EXERCISE BRIEF. Take the data below and repeat it exactly.

INFORMATION SUPPLIED.
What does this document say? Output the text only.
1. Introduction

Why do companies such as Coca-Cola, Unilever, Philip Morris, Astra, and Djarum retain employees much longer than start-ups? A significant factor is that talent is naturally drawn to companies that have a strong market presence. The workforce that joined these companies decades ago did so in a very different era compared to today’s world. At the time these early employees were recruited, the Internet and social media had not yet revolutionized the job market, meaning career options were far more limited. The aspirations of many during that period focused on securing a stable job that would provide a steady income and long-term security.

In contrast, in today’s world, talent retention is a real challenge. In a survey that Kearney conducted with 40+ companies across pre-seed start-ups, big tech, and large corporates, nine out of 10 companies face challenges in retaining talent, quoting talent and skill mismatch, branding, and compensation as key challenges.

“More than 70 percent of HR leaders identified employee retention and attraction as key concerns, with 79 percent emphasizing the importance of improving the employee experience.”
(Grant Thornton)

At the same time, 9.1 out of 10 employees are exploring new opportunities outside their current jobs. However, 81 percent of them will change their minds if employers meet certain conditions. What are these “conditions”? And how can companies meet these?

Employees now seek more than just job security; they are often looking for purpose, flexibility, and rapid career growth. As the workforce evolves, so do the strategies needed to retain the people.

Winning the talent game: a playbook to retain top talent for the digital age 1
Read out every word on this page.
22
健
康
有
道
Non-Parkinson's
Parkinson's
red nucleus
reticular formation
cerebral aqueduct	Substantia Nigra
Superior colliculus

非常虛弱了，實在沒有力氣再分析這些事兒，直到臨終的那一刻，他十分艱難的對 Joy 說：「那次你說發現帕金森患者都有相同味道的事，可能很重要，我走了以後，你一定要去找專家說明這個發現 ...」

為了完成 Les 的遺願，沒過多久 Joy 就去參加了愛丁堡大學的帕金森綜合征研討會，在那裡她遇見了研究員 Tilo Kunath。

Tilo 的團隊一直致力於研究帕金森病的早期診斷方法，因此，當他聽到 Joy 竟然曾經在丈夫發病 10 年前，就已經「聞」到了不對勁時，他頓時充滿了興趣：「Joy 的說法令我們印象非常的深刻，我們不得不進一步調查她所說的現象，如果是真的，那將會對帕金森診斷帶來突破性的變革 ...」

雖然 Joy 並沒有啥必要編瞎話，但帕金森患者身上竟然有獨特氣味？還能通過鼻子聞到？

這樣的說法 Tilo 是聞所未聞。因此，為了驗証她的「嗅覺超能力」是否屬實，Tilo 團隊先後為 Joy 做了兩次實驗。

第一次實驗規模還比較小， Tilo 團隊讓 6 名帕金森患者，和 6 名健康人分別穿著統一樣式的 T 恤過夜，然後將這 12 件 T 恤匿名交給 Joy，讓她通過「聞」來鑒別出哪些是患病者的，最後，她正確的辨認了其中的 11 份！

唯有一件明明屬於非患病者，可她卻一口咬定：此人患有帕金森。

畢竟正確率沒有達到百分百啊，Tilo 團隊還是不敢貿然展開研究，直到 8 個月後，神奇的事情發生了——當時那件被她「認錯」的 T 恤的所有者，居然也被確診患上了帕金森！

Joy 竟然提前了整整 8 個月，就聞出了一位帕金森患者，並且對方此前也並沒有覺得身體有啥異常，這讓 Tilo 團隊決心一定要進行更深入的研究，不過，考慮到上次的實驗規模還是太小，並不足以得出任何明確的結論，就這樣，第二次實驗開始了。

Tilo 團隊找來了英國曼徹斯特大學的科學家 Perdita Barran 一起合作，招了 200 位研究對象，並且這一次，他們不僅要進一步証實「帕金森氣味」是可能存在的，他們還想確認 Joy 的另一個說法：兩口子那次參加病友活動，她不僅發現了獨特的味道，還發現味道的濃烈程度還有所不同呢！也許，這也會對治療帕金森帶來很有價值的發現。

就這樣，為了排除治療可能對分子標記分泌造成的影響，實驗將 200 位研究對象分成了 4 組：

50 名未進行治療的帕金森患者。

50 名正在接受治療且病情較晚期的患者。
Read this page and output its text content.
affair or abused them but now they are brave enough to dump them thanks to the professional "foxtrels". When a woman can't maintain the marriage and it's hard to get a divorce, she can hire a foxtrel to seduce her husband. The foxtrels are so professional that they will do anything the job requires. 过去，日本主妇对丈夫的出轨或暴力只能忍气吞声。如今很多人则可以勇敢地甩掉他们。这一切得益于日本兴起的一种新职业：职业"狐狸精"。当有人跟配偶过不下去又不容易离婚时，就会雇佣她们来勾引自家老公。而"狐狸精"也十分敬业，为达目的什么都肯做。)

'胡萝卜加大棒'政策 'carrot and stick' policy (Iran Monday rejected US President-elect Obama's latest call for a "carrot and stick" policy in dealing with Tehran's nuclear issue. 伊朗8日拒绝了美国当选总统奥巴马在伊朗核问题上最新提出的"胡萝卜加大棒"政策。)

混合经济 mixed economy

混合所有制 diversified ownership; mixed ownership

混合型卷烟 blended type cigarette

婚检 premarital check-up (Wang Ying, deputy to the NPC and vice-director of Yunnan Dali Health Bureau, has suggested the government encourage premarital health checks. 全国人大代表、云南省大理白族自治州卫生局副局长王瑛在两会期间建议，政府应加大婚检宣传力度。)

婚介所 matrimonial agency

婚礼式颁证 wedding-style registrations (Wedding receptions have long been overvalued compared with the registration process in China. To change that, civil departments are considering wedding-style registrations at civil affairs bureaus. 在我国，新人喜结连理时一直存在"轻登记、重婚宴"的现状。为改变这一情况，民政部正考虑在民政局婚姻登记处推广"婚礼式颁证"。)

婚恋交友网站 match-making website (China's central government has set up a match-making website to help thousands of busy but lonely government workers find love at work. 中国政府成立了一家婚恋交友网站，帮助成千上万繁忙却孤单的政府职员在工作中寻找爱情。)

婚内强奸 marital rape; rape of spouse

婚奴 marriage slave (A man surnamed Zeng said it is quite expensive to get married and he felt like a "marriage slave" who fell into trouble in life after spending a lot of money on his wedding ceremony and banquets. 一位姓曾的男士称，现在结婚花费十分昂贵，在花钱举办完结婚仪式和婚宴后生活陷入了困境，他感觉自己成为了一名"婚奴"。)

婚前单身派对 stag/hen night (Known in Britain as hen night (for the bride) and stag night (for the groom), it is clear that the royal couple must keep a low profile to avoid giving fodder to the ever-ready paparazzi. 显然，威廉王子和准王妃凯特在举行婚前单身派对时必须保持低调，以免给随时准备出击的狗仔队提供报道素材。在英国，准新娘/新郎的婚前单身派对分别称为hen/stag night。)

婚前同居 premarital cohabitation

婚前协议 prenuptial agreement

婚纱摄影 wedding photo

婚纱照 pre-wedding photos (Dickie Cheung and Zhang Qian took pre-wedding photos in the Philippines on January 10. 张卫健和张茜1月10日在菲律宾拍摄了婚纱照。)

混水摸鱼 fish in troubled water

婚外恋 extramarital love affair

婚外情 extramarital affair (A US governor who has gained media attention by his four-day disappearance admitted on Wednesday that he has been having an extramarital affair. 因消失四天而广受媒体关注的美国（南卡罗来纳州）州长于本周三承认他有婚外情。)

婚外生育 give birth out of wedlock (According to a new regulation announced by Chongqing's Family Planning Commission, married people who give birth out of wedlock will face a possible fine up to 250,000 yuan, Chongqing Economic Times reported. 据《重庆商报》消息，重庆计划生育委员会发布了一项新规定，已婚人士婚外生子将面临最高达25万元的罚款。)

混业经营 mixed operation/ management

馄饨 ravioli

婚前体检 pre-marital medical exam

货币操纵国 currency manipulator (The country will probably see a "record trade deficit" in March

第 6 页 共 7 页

RESULT FOR THIS TASK.
What does this document say? Output the text only.
1. Introduction

Why do companies such as Coca-Cola, Unilever, Philip Morris, Astra, and Djarum retain employees much longer than start-ups? A significant factor is that talent is naturally drawn to companies that have a strong market presence. The workforce that joined these companies decades ago did so in a very different era compared to today’s world. At the time these early employees were recruited, the Internet and social media had not yet revolutionized the job market, meaning career options were far more limited. The aspirations of many during that period focused on securing a stable job that would provide a steady income and long-term security.

In contrast, in today’s world, talent retention is a real challenge. In a survey that Kearney conducted with 40+ companies across pre-seed start-ups, big tech, and large corporates, nine out of 10 companies face challenges in retaining talent, quoting talent and skill mismatch, branding, and compensation as key challenges.

“More than 70 percent of HR leaders identified employee retention and attraction as key concerns, with 79 percent emphasizing the importance of improving the employee experience.”
(Grant Thornton)

At the same time, 9.1 out of 10 employees are exploring new opportunities outside their current jobs. However, 81 percent of them will change their minds if employers meet certain conditions. What are these “conditions”? And how can companies meet these?

Employees now seek more than just job security; they are often looking for purpose, flexibility, and rapid career growth. As the workforce evolves, so do the strategies needed to retain the people.

Winning the talent game: a playbook to retain top talent for the digital age 1
Read out every word on this page.
22
健
康
有
道
Non-Parkinson's
Parkinson's
red nucleus
reticular formation
cerebral aqueduct	Substantia Nigra
Superior colliculus

非常虛弱了，實在沒有力氣再分析這些事兒，直到臨終的那一刻，他十分艱難的對 Joy 說：「那次你說發現帕金森患者都有相同味道的事，可能很重要，我走了以後，你一定要去找專家說明這個發現 ...」

為了完成 Les 的遺願，沒過多久 Joy 就去參加了愛丁堡大學的帕金森綜合征研討會，在那裡她遇見了研究員 Tilo Kunath。

Tilo 的團隊一直致力於研究帕金森病的早期診斷方法，因此，當他聽到 Joy 竟然曾經在丈夫發病 10 年前，就已經「聞」到了不對勁時，他頓時充滿了興趣：「Joy 的說法令我們印象非常的深刻，我們不得不進一步調查她所說的現象，如果是真的，那將會對帕金森診斷帶來突破性的變革 ...」

雖然 Joy 並沒有啥必要編瞎話，但帕金森患者身上竟然有獨特氣味？還能通過鼻子聞到？

這樣的說法 Tilo 是聞所未聞。因此，為了驗証她的「嗅覺超能力」是否屬實，Tilo 團隊先後為 Joy 做了兩次實驗。

第一次實驗規模還比較小， Tilo 團隊讓 6 名帕金森患者，和 6 名健康人分別穿著統一樣式的 T 恤過夜，然後將這 12 件 T 恤匿名交給 Joy，讓她通過「聞」來鑒別出哪些是患病者的，最後，她正確的辨認了其中的 11 份！

唯有一件明明屬於非患病者，可她卻一口咬定：此人患有帕金森。

畢竟正確率沒有達到百分百啊，Tilo 團隊還是不敢貿然展開研究，直到 8 個月後，神奇的事情發生了——當時那件被她「認錯」的 T 恤的所有者，居然也被確診患上了帕金森！

Joy 竟然提前了整整 8 個月，就聞出了一位帕金森患者，並且對方此前也並沒有覺得身體有啥異常，這讓 Tilo 團隊決心一定要進行更深入的研究，不過，考慮到上次的實驗規模還是太小，並不足以得出任何明確的結論，就這樣，第二次實驗開始了。

Tilo 團隊找來了英國曼徹斯特大學的科學家 Perdita Barran 一起合作，招了 200 位研究對象，並且這一次，他們不僅要進一步証實「帕金森氣味」是可能存在的，他們還想確認 Joy 的另一個說法：兩口子那次參加病友活動，她不僅發現了獨特的味道，還發現味道的濃烈程度還有所不同呢！也許，這也會對治療帕金森帶來很有價值的發現。

就這樣，為了排除治療可能對分子標記分泌造成的影響，實驗將 200 位研究對象分成了 4 組：

50 名未進行治療的帕金森患者。

50 名正在接受治療且病情較晚期的患者。
Read this page and output its text content.
affair or abused them but now they are brave enough to dump them thanks to the professional "foxtrels". When a woman can't maintain the marriage and it's hard to get a divorce, she can hire a foxtrel to seduce her husband. The foxtrels are so professional that they will do anything the job requires. 过去，日本主妇对丈夫的出轨或暴力只能忍气吞声。如今很多人则可以勇敢地甩掉他们。这一切得益于日本兴起的一种新职业：职业"狐狸精"。当有人跟配偶过不下去又不容易离婚时，就会雇佣她们来勾引自家老公。而"狐狸精"也十分敬业，为达目的什么都肯做。)

'胡萝卜加大棒'政策 'carrot and stick' policy (Iran Monday rejected US President-elect Obama's latest call for a "carrot and stick" policy in dealing with Tehran's nuclear issue. 伊朗8日拒绝了美国当选总统奥巴马在伊朗核问题上最新提出的"胡萝卜加大棒"政策。)

混合经济 mixed economy

混合所有制 diversified ownership; mixed ownership

混合型卷烟 blended type cigarette

婚检 premarital check-up (Wang Ying, deputy to the NPC and vice-director of Yunnan Dali Health Bureau, has suggested the government encourage premarital health checks. 全国人大代表、云南省大理白族自治州卫生局副局长王瑛在两会期间建议，政府应加大婚检宣传力度。)

婚介所 matrimonial agency

婚礼式颁证 wedding-style registrations (Wedding receptions have long been overvalued compared with the registration process in China. To change that, civil departments are considering wedding-style registrations at civil affairs bureaus. 在我国，新人喜结连理时一直存在"轻登记、重婚宴"的现状。为改变这一情况，民政部正考虑在民政局婚姻登记处推广"婚礼式颁证"。)

婚恋交友网站 match-making website (China's central government has set up a match-making website to help thousands of busy but lonely government workers find love at work. 中国政府成立了一家婚恋交友网站，帮助成千上万繁忙却孤单的政府职员在工作中寻找爱情。)

婚内强奸 marital rape; rape of spouse

婚奴 marriage slave (A man surnamed Zeng said it is quite expensive to get married and he felt like a "marriage slave" who fell into trouble in life after spending a lot of money on his wedding ceremony and banquets. 一位姓曾的男士称，现在结婚花费十分昂贵，在花钱举办完结婚仪式和婚宴后生活陷入了困境，他感觉自己成为了一名"婚奴"。)

婚前单身派对 stag/hen night (Known in Britain as hen night (for the bride) and stag night (for the groom), it is clear that the royal couple must keep a low profile to avoid giving fodder to the ever-ready paparazzi. 显然，威廉王子和准王妃凯特在举行婚前单身派对时必须保持低调，以免给随时准备出击的狗仔队提供报道素材。在英国，准新娘/新郎的婚前单身派对分别称为hen/stag night。)

婚前同居 premarital cohabitation

婚前协议 prenuptial agreement

婚纱摄影 wedding photo

婚纱照 pre-wedding photos (Dickie Cheung and Zhang Qian took pre-wedding photos in the Philippines on January 10. 张卫健和张茜1月10日在菲律宾拍摄了婚纱照。)

混水摸鱼 fish in troubled water

婚外恋 extramarital love affair

婚外情 extramarital affair (A US governor who has gained media attention by his four-day disappearance admitted on Wednesday that he has been having an extramarital affair. 因消失四天而广受媒体关注的美国（南卡罗来纳州）州长于本周三承认他有婚外情。)

婚外生育 give birth out of wedlock (According to a new regulation announced by Chongqing's Family Planning Commission, married people who give birth out of wedlock will face a possible fine up to 250,000 yuan, Chongqing Economic Times reported. 据《重庆商报》消息，重庆计划生育委员会发布了一项新规定，已婚人士婚外生子将面临最高达25万元的罚款。)

混业经营 mixed operation/ management

馄饨 ravioli

婚前体检 pre-marital medical exam

货币操纵国 currency manipulator (The country will probably see a "record trade deficit" in March

第 6 页 共 7 页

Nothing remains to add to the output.